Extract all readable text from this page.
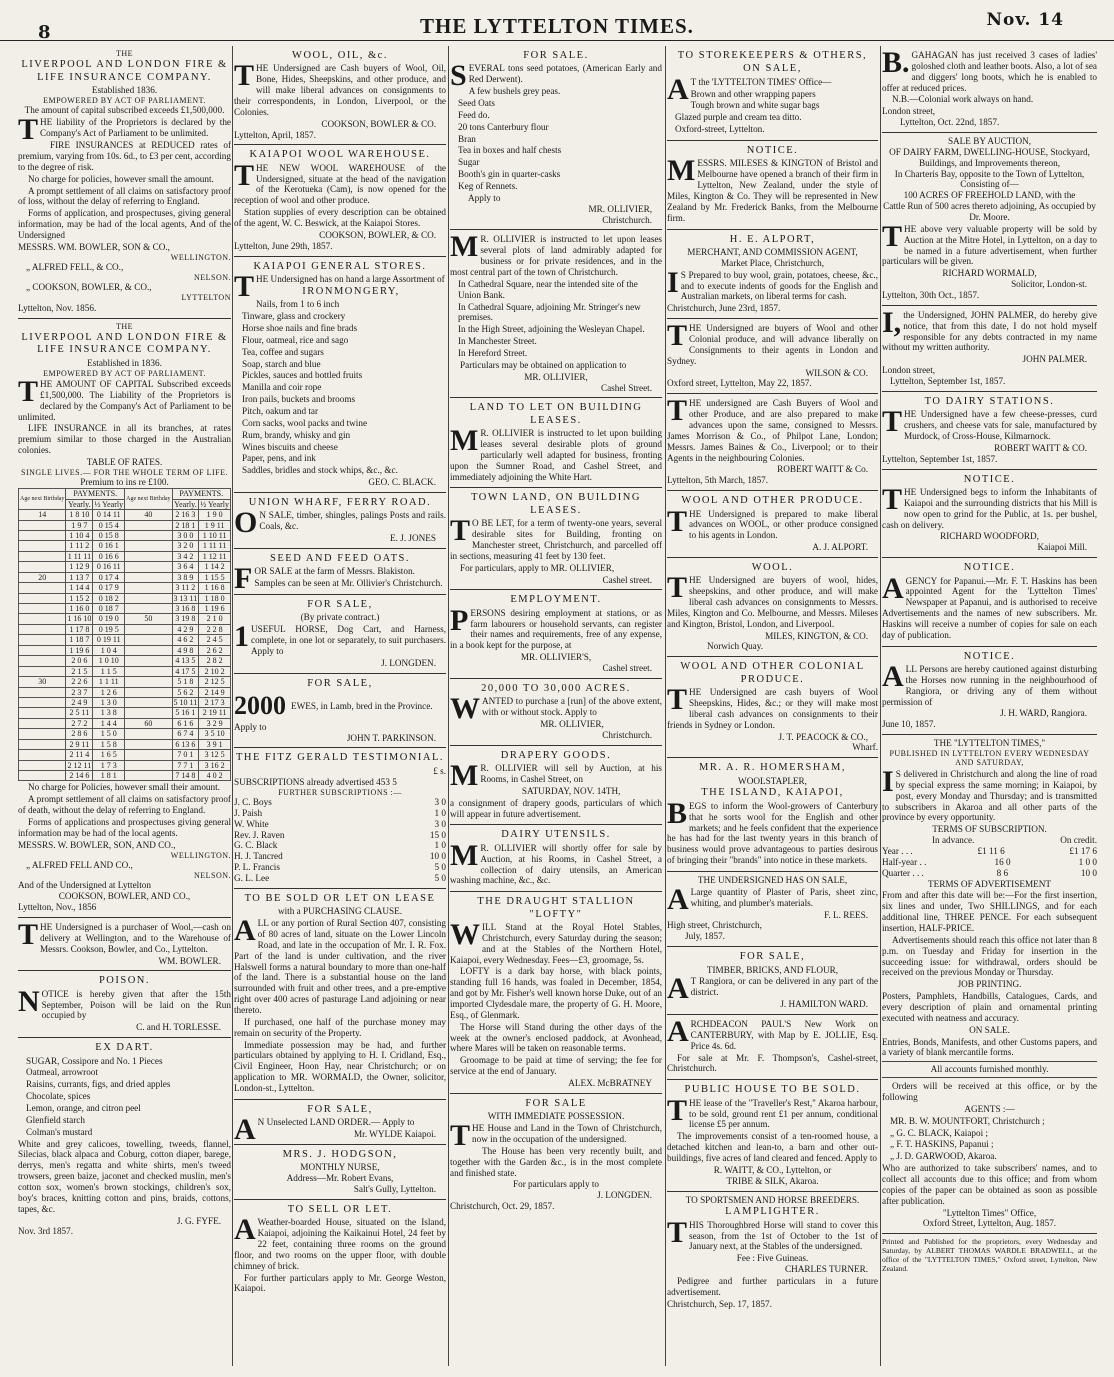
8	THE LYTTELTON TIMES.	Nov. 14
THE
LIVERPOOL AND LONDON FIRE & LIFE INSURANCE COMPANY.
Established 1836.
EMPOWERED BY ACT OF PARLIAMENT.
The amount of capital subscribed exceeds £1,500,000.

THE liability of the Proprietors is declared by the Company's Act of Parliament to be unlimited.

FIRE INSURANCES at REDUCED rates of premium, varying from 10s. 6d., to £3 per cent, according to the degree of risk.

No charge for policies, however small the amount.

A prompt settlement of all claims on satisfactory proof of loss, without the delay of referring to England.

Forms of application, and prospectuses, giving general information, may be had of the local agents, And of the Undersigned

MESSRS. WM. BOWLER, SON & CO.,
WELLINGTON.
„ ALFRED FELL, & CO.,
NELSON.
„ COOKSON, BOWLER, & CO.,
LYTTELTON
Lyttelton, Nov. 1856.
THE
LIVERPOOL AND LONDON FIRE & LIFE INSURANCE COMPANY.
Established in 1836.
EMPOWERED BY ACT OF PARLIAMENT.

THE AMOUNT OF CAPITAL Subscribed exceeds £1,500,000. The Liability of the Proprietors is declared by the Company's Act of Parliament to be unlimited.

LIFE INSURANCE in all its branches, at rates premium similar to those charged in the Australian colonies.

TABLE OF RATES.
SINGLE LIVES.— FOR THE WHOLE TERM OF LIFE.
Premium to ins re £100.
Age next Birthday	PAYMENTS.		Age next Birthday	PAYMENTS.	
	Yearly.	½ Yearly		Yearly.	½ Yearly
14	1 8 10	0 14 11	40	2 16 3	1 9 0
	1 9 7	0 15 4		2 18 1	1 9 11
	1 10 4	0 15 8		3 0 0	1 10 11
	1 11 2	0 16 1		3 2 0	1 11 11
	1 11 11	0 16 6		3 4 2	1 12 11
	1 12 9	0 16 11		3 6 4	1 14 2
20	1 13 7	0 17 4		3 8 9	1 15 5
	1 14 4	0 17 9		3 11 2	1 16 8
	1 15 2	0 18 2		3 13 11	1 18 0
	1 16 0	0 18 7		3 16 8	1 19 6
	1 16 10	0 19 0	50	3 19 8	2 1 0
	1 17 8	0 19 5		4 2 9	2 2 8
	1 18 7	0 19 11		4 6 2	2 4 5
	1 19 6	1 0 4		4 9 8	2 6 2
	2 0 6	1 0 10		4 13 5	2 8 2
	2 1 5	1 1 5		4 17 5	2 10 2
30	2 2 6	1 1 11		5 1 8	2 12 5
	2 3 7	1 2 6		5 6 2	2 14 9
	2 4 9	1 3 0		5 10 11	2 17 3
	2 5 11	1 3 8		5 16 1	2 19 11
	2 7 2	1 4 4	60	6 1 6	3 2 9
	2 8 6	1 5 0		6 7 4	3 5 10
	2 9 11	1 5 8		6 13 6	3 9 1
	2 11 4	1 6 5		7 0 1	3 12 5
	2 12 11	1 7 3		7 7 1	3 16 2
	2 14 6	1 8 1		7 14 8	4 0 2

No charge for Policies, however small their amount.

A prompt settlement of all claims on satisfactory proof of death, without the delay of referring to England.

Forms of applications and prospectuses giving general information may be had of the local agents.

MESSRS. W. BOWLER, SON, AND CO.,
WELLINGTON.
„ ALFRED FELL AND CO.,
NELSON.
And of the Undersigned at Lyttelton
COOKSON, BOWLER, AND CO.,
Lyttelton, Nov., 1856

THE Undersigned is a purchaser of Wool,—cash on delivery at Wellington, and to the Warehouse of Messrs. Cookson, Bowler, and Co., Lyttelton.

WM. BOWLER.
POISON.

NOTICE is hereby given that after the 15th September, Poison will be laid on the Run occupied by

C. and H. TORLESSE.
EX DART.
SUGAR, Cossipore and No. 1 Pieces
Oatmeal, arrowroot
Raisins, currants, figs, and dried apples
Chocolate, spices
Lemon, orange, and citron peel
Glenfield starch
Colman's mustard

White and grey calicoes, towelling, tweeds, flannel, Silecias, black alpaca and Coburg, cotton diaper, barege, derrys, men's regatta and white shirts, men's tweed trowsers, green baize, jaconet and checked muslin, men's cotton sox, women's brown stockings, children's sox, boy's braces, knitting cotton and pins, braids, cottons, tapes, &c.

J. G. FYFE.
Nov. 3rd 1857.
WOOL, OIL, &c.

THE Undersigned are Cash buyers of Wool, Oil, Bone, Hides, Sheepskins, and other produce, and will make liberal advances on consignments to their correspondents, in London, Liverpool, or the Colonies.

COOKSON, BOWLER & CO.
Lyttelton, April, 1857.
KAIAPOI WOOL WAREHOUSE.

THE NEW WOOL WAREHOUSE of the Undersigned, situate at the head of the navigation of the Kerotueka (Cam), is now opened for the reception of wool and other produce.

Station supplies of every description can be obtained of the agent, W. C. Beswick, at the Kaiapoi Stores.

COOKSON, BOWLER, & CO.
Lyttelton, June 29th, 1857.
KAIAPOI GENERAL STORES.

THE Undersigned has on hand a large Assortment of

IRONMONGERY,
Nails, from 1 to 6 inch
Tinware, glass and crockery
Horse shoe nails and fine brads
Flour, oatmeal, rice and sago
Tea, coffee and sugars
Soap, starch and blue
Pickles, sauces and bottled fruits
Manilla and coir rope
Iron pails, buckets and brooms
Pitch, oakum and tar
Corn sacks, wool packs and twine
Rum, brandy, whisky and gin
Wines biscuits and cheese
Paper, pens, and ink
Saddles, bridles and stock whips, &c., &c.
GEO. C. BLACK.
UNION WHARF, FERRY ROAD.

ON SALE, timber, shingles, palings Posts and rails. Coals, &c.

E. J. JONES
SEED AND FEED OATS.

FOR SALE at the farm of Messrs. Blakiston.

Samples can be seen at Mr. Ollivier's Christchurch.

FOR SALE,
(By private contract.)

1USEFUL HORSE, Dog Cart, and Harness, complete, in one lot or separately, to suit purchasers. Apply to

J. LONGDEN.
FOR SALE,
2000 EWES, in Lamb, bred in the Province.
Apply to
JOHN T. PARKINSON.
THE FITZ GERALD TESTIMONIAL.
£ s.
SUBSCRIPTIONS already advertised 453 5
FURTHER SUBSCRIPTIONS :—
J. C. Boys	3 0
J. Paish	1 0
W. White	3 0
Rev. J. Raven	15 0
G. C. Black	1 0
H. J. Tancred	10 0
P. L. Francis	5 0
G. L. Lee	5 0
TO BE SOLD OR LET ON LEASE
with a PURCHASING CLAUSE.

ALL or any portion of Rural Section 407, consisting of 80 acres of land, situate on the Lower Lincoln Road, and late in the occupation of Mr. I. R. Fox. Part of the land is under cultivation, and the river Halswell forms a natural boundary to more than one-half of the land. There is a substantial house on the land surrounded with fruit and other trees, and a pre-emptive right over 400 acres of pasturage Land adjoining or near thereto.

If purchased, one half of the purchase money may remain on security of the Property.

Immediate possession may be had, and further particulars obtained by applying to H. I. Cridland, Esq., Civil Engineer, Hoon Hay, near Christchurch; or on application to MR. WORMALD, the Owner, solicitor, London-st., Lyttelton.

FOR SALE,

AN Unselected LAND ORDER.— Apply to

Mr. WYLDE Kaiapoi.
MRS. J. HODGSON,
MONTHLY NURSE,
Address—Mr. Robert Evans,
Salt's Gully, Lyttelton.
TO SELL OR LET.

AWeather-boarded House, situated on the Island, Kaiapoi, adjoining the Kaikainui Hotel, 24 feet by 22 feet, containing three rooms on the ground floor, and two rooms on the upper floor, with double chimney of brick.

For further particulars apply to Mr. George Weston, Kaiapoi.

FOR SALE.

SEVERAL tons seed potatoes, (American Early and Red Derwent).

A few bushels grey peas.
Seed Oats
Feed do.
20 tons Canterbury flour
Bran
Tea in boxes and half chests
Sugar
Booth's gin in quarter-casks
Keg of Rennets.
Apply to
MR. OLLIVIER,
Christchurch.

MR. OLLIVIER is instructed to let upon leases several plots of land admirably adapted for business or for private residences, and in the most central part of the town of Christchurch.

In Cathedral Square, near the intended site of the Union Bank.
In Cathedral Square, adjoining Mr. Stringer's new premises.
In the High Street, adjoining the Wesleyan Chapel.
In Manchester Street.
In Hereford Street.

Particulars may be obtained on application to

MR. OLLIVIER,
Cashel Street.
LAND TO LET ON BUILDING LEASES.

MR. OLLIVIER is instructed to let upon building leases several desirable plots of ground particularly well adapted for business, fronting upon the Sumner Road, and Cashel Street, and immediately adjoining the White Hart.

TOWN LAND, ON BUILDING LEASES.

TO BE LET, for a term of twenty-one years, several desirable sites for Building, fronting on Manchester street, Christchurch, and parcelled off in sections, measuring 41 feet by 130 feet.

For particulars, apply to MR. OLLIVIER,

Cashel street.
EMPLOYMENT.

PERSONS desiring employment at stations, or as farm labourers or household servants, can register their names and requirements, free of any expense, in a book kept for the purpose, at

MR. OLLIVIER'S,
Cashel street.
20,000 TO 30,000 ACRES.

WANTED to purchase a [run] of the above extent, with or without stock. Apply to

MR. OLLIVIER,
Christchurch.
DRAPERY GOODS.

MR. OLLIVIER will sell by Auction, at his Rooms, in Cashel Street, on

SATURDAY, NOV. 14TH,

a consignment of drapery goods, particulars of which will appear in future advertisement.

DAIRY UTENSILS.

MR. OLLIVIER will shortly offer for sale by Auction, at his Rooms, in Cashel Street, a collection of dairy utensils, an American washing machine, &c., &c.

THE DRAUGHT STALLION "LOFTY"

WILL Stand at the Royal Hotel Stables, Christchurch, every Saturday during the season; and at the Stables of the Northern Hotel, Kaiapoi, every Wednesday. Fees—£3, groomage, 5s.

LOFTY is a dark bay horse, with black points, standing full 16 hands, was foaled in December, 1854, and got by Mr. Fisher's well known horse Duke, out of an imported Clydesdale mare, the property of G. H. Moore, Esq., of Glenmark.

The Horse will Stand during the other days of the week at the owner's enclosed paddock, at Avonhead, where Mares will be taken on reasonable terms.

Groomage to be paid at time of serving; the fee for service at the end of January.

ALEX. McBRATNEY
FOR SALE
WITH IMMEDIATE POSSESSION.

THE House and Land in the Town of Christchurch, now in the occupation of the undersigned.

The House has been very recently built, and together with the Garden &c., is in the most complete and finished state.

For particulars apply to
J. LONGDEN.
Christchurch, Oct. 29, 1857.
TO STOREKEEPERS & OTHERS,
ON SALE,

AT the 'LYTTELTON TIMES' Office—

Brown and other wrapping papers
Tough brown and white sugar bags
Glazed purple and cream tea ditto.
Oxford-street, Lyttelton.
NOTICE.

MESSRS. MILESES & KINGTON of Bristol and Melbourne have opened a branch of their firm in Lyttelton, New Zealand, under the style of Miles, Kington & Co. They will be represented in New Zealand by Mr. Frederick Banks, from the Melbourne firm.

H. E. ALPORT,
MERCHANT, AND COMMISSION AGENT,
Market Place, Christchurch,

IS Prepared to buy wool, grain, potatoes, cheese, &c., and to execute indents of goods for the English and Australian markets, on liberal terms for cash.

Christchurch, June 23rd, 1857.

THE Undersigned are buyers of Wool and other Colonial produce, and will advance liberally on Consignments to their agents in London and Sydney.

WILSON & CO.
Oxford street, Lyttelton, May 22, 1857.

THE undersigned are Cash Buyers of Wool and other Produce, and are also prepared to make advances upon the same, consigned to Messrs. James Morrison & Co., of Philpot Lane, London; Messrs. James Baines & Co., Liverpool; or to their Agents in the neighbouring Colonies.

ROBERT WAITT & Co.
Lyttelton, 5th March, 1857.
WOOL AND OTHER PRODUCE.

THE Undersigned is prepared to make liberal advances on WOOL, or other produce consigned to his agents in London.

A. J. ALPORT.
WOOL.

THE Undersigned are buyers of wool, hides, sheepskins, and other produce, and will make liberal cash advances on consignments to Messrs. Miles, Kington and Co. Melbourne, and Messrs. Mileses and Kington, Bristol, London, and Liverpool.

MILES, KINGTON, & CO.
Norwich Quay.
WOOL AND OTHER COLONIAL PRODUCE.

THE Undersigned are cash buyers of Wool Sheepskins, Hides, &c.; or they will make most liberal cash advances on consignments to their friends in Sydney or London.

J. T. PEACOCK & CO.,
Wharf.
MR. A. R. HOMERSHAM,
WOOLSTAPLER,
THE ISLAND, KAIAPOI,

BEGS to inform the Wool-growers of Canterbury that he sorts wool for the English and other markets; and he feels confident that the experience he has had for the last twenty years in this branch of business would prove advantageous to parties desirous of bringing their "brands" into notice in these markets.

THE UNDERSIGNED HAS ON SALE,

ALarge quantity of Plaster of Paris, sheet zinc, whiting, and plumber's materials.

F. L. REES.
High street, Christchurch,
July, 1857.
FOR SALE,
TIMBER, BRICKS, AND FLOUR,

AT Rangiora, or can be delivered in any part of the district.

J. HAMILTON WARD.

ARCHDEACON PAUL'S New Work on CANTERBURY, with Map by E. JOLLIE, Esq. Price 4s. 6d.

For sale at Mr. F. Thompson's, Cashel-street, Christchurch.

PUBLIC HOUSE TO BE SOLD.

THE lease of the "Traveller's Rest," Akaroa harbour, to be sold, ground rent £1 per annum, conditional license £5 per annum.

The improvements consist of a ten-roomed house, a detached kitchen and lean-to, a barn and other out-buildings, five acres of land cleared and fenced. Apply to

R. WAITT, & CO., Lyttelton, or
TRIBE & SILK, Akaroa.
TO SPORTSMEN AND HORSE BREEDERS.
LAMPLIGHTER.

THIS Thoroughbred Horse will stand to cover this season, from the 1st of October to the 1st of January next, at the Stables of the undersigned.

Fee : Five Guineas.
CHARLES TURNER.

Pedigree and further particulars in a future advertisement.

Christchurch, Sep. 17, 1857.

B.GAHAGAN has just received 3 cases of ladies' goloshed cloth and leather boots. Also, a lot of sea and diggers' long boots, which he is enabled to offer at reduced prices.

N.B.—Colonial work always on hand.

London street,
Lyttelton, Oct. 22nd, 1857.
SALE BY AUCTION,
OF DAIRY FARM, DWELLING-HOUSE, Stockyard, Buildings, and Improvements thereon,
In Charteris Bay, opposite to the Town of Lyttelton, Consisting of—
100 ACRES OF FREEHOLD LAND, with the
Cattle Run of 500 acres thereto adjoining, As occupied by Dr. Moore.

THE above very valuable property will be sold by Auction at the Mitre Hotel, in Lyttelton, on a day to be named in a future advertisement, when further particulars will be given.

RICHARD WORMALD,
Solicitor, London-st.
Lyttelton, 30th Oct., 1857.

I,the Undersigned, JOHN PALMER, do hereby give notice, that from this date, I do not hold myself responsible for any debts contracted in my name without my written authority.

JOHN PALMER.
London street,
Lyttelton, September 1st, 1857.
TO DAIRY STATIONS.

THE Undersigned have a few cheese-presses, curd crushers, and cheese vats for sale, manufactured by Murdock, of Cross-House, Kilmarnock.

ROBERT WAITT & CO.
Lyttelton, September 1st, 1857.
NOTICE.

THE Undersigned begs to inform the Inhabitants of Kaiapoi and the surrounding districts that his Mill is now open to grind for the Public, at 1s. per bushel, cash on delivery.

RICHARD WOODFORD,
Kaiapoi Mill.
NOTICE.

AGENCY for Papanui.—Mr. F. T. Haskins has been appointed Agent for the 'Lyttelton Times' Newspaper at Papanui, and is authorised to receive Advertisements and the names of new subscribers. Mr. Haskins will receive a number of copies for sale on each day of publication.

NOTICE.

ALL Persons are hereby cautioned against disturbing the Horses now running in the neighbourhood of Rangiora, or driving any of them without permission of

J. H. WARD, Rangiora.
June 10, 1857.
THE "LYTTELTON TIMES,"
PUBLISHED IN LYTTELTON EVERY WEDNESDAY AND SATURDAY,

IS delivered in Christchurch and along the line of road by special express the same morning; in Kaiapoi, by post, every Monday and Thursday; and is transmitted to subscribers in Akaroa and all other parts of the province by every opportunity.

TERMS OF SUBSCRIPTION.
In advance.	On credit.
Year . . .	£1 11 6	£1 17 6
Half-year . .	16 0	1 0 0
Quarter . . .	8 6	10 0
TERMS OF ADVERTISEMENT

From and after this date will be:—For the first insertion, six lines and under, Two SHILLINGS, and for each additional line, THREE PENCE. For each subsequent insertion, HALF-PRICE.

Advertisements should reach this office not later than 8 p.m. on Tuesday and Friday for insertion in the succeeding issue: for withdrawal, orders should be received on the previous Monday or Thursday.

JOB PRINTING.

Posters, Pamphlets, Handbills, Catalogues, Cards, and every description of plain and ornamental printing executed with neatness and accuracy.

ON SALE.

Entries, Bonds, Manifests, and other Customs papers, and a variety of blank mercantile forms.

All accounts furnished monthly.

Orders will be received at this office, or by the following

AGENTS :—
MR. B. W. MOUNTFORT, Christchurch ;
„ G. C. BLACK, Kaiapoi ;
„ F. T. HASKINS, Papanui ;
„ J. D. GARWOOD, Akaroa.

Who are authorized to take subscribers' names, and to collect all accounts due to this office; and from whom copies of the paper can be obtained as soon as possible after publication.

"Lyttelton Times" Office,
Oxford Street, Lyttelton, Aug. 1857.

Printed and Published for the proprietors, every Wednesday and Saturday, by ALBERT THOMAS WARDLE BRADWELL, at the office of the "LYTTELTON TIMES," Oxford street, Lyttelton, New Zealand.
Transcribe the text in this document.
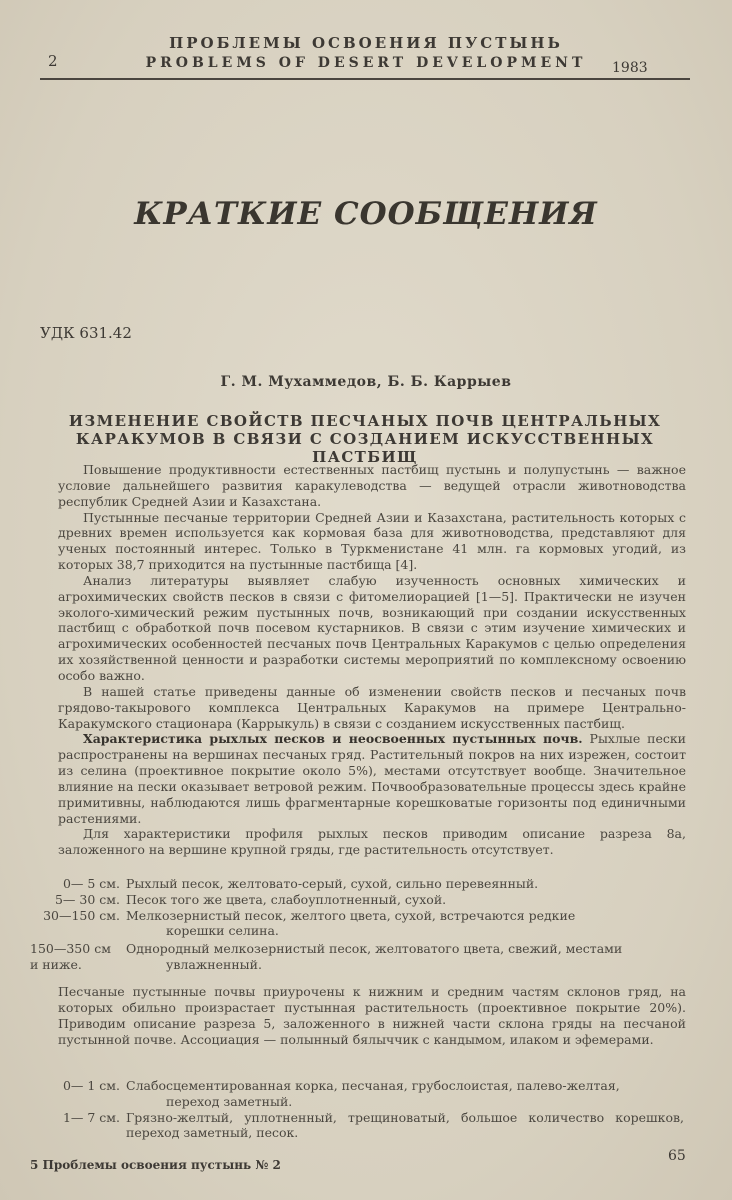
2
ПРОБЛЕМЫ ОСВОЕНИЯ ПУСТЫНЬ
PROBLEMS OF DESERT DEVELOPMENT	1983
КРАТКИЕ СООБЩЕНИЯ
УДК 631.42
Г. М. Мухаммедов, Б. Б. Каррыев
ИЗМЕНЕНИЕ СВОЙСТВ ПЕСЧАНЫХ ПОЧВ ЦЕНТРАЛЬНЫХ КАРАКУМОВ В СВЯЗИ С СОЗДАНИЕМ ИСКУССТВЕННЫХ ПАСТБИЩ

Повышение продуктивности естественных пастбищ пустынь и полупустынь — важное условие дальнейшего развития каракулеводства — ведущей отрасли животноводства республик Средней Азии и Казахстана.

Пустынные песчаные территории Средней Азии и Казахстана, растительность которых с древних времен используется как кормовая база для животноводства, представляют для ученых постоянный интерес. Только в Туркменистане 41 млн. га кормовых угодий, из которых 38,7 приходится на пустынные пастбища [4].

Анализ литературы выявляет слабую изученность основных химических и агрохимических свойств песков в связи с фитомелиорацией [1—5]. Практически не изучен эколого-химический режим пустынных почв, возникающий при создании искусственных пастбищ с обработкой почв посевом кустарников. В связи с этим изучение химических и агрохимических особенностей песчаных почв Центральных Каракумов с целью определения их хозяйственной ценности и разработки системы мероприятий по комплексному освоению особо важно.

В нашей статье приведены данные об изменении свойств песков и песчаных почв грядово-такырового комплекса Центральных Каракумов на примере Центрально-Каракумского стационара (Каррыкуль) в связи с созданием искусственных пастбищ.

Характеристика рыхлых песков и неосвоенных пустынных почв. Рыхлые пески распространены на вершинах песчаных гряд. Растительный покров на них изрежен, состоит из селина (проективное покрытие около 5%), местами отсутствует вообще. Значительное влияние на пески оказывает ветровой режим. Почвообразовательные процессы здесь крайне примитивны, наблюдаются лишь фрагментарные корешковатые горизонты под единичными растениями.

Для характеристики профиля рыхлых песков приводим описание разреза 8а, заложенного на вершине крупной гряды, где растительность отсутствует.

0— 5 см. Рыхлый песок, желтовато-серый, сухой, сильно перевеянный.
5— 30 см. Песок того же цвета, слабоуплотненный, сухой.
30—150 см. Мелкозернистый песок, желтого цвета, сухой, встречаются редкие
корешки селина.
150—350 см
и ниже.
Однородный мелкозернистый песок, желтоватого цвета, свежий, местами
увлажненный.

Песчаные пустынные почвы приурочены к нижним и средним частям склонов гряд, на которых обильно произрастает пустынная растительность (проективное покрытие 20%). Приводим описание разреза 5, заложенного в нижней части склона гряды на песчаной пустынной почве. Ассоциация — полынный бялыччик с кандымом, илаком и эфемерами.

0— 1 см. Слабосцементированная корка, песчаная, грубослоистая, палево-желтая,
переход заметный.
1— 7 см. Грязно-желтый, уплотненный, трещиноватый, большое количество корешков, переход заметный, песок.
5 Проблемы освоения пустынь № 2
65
+ + + + +
WHAT YOU ARE ASKED TO DO
Across the entries, how many lines hold the word "Australian"? Say only the number.

ANSWER FOR THE TASK
2